- Problem -
Filter out everything except lines holding "πρέπει".

- Data entries -

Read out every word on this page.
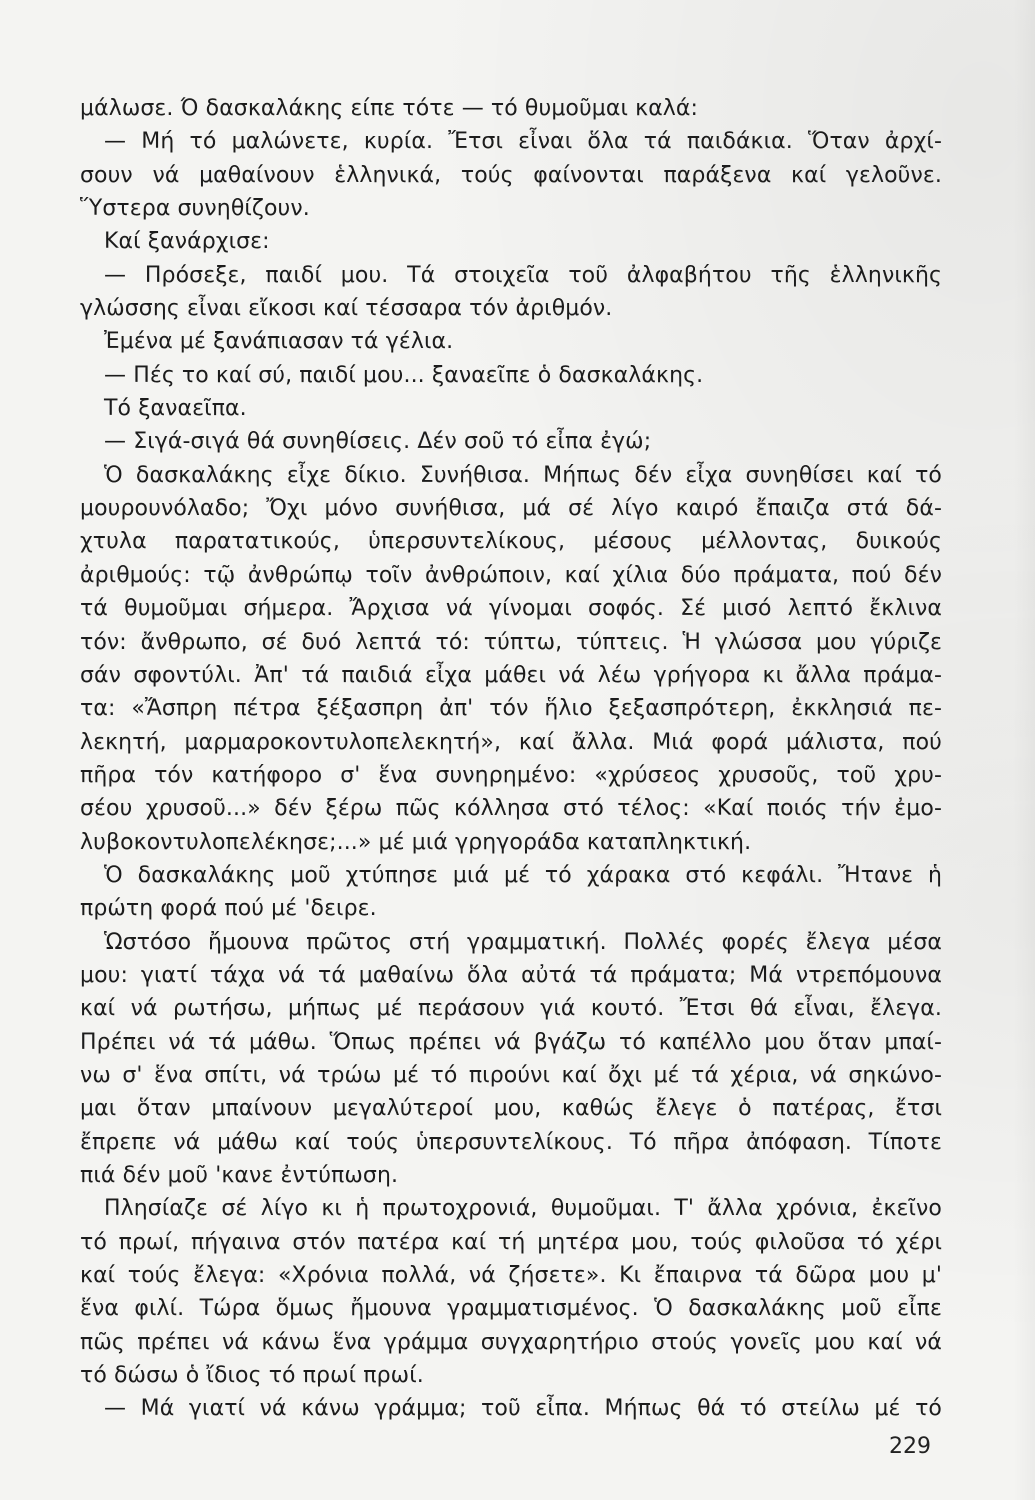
μάλωσε. Ό δασκαλάκης είπε τότε — τό θυμοῦμαι καλά:
— Μή τό μαλώνετε, κυρία. Ἔτσι εἶναι ὅλα τά παιδάκια. Ὅταν ἀρχί-
σουν νά μαθαίνουν ἑλληνικά, τούς φαίνονται παράξενα καί γελοῦνε.
Ὕστερα συνηθίζουν.
Καί ξανάρχισε:
— Πρόσεξε, παιδί μου. Τά στοιχεῖα τοῦ ἀλφαβήτου τῆς ἑλληνικῆς
γλώσσης εἶναι εἴκοσι καί τέσσαρα τόν ἀριθμόν.
Ἐμένα μέ ξανάπιασαν τά γέλια.
— Πές το καί σύ, παιδί μου... ξαναεῖπε ὁ δασκαλάκης.
Τό ξαναεῖπα.
— Σιγά-σιγά θά συνηθίσεις. Δέν σοῦ τό εἶπα ἐγώ;
Ὁ δασκαλάκης εἶχε δίκιο. Συνήθισα. Μήπως δέν εἶχα συνηθίσει καί τό
μουρουνόλαδο; Ὄχι μόνο συνήθισα, μά σέ λίγο καιρό ἔπαιζα στά δά-
χτυλα παρατατικούς, ὑπερσυντελίκους, μέσους μέλλοντας, δυικούς
ἀριθμούς: τῷ ἀνθρώπῳ τοῖν ἀνθρώποιν, καί χίλια δύο πράματα, πού δέν
τά θυμοῦμαι σήμερα. Ἄρχισα νά γίνομαι σοφός. Σέ μισό λεπτό ἔκλινα
τόν: ἄνθρωπο, σέ δυό λεπτά τό: τύπτω, τύπτεις. Ἡ γλώσσα μου γύριζε
σάν σφοντύλι. Ἀπ' τά παιδιά εἶχα μάθει νά λέω γρήγορα κι ἄλλα πράμα-
τα: «Ἄσπρη πέτρα ξέξασπρη ἀπ' τόν ἥλιο ξεξασπρότερη, ἐκκλησιά πε-
λεκητή, μαρμαροκοντυλοπελεκητή», καί ἄλλα. Μιά φορά μάλιστα, πού
πῆρα τόν κατήφορο σ' ἕνα συνηρημένο: «χρύσεος χρυσοῦς, τοῦ χρυ-
σέου χρυσοῦ...» δέν ξέρω πῶς κόλλησα στό τέλος: «Καί ποιός τήν ἐμο-
λυβοκοντυλοπελέκησε;...» μέ μιά γρηγοράδα καταπληκτική.
Ὁ δασκαλάκης μοῦ χτύπησε μιά μέ τό χάρακα στό κεφάλι. Ἤτανε ἡ
πρώτη φορά πού μέ 'δειρε.
Ὡστόσο ἤμουνα πρῶτος στή γραμματική. Πολλές φορές ἔλεγα μέσα
μου: γιατί τάχα νά τά μαθαίνω ὅλα αὐτά τά πράματα; Μά ντρεπόμουνα
καί νά ρωτήσω, μήπως μέ περάσουν γιά κουτό. Ἔτσι θά εἶναι, ἔλεγα.
Πρέπει νά τά μάθω. Ὅπως πρέπει νά βγάζω τό καπέλλο μου ὅταν μπαί-
νω σ' ἕνα σπίτι, νά τρώω μέ τό πιρούνι καί ὄχι μέ τά χέρια, νά σηκώνο-
μαι ὅταν μπαίνουν μεγαλύτεροί μου, καθώς ἔλεγε ὁ πατέρας, ἔτσι
ἔπρεπε νά μάθω καί τούς ὑπερσυντελίκους. Τό πῆρα ἀπόφαση. Τίποτε
πιά δέν μοῦ 'κανε ἐντύπωση.
Πλησίαζε σέ λίγο κι ἡ πρωτοχρονιά, θυμοῦμαι. Τ' ἄλλα χρόνια, ἐκεῖνο
τό πρωί, πήγαινα στόν πατέρα καί τή μητέρα μου, τούς φιλοῦσα τό χέρι
καί τούς ἔλεγα: «Χρόνια πολλά, νά ζήσετε». Κι ἔπαιρνα τά δῶρα μου μ'
ἕνα φιλί. Τώρα ὅμως ἤμουνα γραμματισμένος. Ὁ δασκαλάκης μοῦ εἶπε
πῶς πρέπει νά κάνω ἕνα γράμμα συγχαρητήριο στούς γονεῖς μου καί νά
τό δώσω ὁ ἴδιος τό πρωί πρωί.
— Μά γιατί νά κάνω γράμμα; τοῦ εἶπα. Μήπως θά τό στείλω μέ τό
229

- Expected answer -
Πρέπει νά τά μάθω. Ὅπως πρέπει νά βγάζω τό καπέλλο μου ὅταν μπαί-
πῶς πρέπει νά κάνω ἕνα γράμμα συγχαρητήριο στούς γονεῖς μου καί νά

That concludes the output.